The task. Would you retype all of these records exactly?

Given data.
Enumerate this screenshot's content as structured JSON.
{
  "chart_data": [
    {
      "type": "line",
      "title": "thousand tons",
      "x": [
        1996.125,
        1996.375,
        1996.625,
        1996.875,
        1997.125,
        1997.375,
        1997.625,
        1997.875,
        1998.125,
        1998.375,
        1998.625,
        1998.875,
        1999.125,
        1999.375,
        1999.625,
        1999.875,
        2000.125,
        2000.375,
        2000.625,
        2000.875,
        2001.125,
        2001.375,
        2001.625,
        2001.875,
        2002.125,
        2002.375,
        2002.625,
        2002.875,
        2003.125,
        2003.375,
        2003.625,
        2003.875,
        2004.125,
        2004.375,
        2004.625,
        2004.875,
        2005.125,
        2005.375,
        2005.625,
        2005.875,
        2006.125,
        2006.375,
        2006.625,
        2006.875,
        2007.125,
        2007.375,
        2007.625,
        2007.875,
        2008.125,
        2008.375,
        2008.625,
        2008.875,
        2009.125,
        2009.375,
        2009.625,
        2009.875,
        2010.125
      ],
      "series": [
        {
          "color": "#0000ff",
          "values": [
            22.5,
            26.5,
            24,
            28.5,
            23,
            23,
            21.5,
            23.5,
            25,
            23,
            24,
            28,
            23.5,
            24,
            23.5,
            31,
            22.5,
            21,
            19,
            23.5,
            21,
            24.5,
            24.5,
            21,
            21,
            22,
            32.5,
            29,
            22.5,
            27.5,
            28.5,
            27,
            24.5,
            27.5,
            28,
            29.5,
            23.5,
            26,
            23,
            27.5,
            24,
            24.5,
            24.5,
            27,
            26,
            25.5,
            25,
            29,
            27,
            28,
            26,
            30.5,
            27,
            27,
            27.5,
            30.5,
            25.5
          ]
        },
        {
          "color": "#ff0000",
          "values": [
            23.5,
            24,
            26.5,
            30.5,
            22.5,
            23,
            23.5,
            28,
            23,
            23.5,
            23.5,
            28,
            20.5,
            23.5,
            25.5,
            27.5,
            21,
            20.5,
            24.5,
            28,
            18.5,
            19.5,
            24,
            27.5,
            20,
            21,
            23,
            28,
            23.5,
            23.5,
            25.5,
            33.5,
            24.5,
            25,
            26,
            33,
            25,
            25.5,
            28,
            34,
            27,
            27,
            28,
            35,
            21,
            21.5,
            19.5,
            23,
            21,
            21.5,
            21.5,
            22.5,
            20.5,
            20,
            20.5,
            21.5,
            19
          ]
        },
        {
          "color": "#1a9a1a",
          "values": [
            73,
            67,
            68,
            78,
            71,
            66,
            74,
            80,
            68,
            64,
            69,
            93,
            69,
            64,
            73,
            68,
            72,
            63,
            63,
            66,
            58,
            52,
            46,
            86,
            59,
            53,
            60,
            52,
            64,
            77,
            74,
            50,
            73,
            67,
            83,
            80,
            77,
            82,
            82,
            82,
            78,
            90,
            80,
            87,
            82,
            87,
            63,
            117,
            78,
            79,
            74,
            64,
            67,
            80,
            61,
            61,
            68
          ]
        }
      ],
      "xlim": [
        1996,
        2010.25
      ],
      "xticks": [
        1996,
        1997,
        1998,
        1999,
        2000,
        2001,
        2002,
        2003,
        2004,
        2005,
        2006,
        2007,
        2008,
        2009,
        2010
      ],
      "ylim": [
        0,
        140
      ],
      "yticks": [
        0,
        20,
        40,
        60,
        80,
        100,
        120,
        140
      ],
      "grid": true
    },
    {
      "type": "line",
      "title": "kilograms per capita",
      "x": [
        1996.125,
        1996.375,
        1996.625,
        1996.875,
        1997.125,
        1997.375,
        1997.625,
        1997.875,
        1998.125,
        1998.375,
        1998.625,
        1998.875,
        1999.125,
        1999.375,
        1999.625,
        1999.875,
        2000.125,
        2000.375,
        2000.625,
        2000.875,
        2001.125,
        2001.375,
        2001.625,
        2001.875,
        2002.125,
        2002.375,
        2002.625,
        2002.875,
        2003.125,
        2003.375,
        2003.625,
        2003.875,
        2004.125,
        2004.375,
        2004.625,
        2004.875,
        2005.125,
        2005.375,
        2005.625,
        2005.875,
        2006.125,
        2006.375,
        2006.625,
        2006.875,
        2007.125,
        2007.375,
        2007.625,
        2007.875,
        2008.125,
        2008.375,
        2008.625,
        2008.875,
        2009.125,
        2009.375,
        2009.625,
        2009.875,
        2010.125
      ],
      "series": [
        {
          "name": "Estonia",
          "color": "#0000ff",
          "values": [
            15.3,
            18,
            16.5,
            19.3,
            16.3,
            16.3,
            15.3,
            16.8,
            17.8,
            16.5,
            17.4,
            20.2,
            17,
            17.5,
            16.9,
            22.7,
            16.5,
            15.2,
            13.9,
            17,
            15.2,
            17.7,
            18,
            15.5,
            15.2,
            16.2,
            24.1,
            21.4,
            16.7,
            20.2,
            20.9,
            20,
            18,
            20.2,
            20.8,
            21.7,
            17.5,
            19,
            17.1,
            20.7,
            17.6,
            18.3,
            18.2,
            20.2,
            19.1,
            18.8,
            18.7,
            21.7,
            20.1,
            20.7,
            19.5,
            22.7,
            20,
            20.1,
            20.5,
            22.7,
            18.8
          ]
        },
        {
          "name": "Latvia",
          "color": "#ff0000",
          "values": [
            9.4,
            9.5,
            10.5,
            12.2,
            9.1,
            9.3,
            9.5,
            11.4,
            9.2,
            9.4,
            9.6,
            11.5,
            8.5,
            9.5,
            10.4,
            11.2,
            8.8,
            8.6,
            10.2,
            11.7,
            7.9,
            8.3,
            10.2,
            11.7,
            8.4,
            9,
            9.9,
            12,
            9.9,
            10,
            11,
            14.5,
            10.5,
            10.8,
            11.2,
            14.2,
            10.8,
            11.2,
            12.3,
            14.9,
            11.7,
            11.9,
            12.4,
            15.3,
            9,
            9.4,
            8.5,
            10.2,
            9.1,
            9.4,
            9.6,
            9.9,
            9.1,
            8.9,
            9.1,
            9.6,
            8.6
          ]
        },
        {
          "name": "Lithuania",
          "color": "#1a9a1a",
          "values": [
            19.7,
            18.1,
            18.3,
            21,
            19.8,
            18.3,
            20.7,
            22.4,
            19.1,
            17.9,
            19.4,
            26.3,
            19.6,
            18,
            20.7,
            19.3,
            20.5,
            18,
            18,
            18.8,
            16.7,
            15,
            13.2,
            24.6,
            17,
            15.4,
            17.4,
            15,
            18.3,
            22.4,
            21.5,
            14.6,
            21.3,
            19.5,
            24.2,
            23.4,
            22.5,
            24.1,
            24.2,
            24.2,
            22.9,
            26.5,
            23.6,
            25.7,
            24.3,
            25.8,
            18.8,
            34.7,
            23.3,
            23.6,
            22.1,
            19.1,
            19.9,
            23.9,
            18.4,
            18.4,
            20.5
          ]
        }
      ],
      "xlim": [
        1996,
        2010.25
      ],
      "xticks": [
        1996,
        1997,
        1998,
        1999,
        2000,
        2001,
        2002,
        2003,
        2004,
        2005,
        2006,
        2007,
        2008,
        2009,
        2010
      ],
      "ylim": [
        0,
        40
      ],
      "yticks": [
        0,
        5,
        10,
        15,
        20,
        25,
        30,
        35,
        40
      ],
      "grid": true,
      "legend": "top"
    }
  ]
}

Written answer.
Enumerate this screenshot's content as structured JSON.
{
  "chart_data": [
    {
      "type": "line",
      "title": "thousand tons",
      "x": [
        1996.125,
        1996.375,
        1996.625,
        1996.875,
        1997.125,
        1997.375,
        1997.625,
        1997.875,
        1998.125,
        1998.375,
        1998.625,
        1998.875,
        1999.125,
        1999.375,
        1999.625,
        1999.875,
        2000.125,
        2000.375,
        2000.625,
        2000.875,
        2001.125,
        2001.375,
        2001.625,
        2001.875,
        2002.125,
        2002.375,
        2002.625,
        2002.875,
        2003.125,
        2003.375,
        2003.625,
        2003.875,
        2004.125,
        2004.375,
        2004.625,
        2004.875,
        2005.125,
        2005.375,
        2005.625,
        2005.875,
        2006.125,
        2006.375,
        2006.625,
        2006.875,
        2007.125,
        2007.375,
        2007.625,
        2007.875,
        2008.125,
        2008.375,
        2008.625,
        2008.875,
        2009.125,
        2009.375,
        2009.625,
        2009.875,
        2010.125
      ],
      "series": [
        {
          "color": "#0000ff",
          "values": [
            22.5,
            26.5,
            24,
            28.5,
            23,
            23,
            21.5,
            23.5,
            25,
            23,
            24,
            28,
            23.5,
            24,
            23.5,
            31,
            22.5,
            21,
            19,
            23.5,
            21,
            24.5,
            24.5,
            21,
            21,
            22,
            32.5,
            29,
            22.5,
            27.5,
            28.5,
            27,
            24.5,
            27.5,
            28,
            29.5,
            23.5,
            26,
            23,
            27.5,
            24,
            24.5,
            24.5,
            27,
            26,
            25.5,
            25,
            29,
            27,
            28,
            26,
            30.5,
            27,
            27,
            27.5,
            30.5,
            25.5
          ]
        },
        {
          "color": "#ff0000",
          "values": [
            23.5,
            24,
            26.5,
            30.5,
            22.5,
            23,
            23.5,
            28,
            23,
            23.5,
            23.5,
            28,
            20.5,
            23.5,
            25.5,
            27.5,
            21,
            20.5,
            24.5,
            28,
            18.5,
            19.5,
            24,
            27.5,
            20,
            21,
            23,
            28,
            23.5,
            23.5,
            25.5,
            33.5,
            24.5,
            25,
            26,
            33,
            25,
            25.5,
            28,
            34,
            27,
            27,
            28,
            35,
            21,
            21.5,
            19.5,
            23,
            21,
            21.5,
            21.5,
            22.5,
            20.5,
            20,
            20.5,
            21.5,
            19
          ]
        },
        {
          "color": "#1a9a1a",
          "values": [
            73,
            67,
            68,
            78,
            71,
            66,
            74,
            80,
            68,
            64,
            69,
            93,
            69,
            64,
            73,
            68,
            72,
            63,
            63,
            66,
            58,
            52,
            46,
            86,
            59,
            53,
            60,
            52,
            64,
            77,
            74,
            50,
            73,
            67,
            83,
            80,
            77,
            82,
            82,
            82,
            78,
            90,
            80,
            87,
            82,
            87,
            63,
            117,
            78,
            79,
            74,
            64,
            67,
            80,
            61,
            61,
            68
          ]
        }
      ],
      "xlim": [
        1996,
        2010.25
      ],
      "xticks": [
        1996,
        1997,
        1998,
        1999,
        2000,
        2001,
        2002,
        2003,
        2004,
        2005,
        2006,
        2007,
        2008,
        2009,
        2010
      ],
      "ylim": [
        0,
        140
      ],
      "yticks": [
        0,
        20,
        40,
        60,
        80,
        100,
        120,
        140
      ],
      "grid": true
    },
    {
      "type": "line",
      "title": "kilograms per capita",
      "x": [
        1996.125,
        1996.375,
        1996.625,
        1996.875,
        1997.125,
        1997.375,
        1997.625,
        1997.875,
        1998.125,
        1998.375,
        1998.625,
        1998.875,
        1999.125,
        1999.375,
        1999.625,
        1999.875,
        2000.125,
        2000.375,
        2000.625,
        2000.875,
        2001.125,
        2001.375,
        2001.625,
        2001.875,
        2002.125,
        2002.375,
        2002.625,
        2002.875,
        2003.125,
        2003.375,
        2003.625,
        2003.875,
        2004.125,
        2004.375,
        2004.625,
        2004.875,
        2005.125,
        2005.375,
        2005.625,
        2005.875,
        2006.125,
        2006.375,
        2006.625,
        2006.875,
        2007.125,
        2007.375,
        2007.625,
        2007.875,
        2008.125,
        2008.375,
        2008.625,
        2008.875,
        2009.125,
        2009.375,
        2009.625,
        2009.875,
        2010.125
      ],
      "series": [
        {
          "name": "Estonia",
          "color": "#0000ff",
          "values": [
            15.3,
            18,
            16.5,
            19.3,
            16.3,
            16.3,
            15.3,
            16.8,
            17.8,
            16.5,
            17.4,
            20.2,
            17,
            17.5,
            16.9,
            22.7,
            16.5,
            15.2,
            13.9,
            17,
            15.2,
            17.7,
            18,
            15.5,
            15.2,
            16.2,
            24.1,
            21.4,
            16.7,
            20.2,
            20.9,
            20,
            18,
            20.2,
            20.8,
            21.7,
            17.5,
            19,
            17.1,
            20.7,
            17.6,
            18.3,
            18.2,
            20.2,
            19.1,
            18.8,
            18.7,
            21.7,
            20.1,
            20.7,
            19.5,
            22.7,
            20,
            20.1,
            20.5,
            22.7,
            18.8
          ]
        },
        {
          "name": "Latvia",
          "color": "#ff0000",
          "values": [
            9.4,
            9.5,
            10.5,
            12.2,
            9.1,
            9.3,
            9.5,
            11.4,
            9.2,
            9.4,
            9.6,
            11.5,
            8.5,
            9.5,
            10.4,
            11.2,
            8.8,
            8.6,
            10.2,
            11.7,
            7.9,
            8.3,
            10.2,
            11.7,
            8.4,
            9,
            9.9,
            12,
            9.9,
            10,
            11,
            14.5,
            10.5,
            10.8,
            11.2,
            14.2,
            10.8,
            11.2,
            12.3,
            14.9,
            11.7,
            11.9,
            12.4,
            15.3,
            9,
            9.4,
            8.5,
            10.2,
            9.1,
            9.4,
            9.6,
            9.9,
            9.1,
            8.9,
            9.1,
            9.6,
            8.6
          ]
        },
        {
          "name": "Lithuania",
          "color": "#1a9a1a",
          "values": [
            19.7,
            18.1,
            18.3,
            21,
            19.8,
            18.3,
            20.7,
            22.4,
            19.1,
            17.9,
            19.4,
            26.3,
            19.6,
            18,
            20.7,
            19.3,
            20.5,
            18,
            18,
            18.8,
            16.7,
            15,
            13.2,
            24.6,
            17,
            15.4,
            17.4,
            15,
            18.3,
            22.4,
            21.5,
            14.6,
            21.3,
            19.5,
            24.2,
            23.4,
            22.5,
            24.1,
            24.2,
            24.2,
            22.9,
            26.5,
            23.6,
            25.7,
            24.3,
            25.8,
            18.8,
            34.7,
            23.3,
            23.6,
            22.1,
            19.1,
            19.9,
            23.9,
            18.4,
            18.4,
            20.5
          ]
        }
      ],
      "xlim": [
        1996,
        2010.25
      ],
      "xticks": [
        1996,
        1997,
        1998,
        1999,
        2000,
        2001,
        2002,
        2003,
        2004,
        2005,
        2006,
        2007,
        2008,
        2009,
        2010
      ],
      "ylim": [
        0,
        40
      ],
      "yticks": [
        0,
        5,
        10,
        15,
        20,
        25,
        30,
        35,
        40
      ],
      "grid": true,
      "legend": "top"
    }
  ]
}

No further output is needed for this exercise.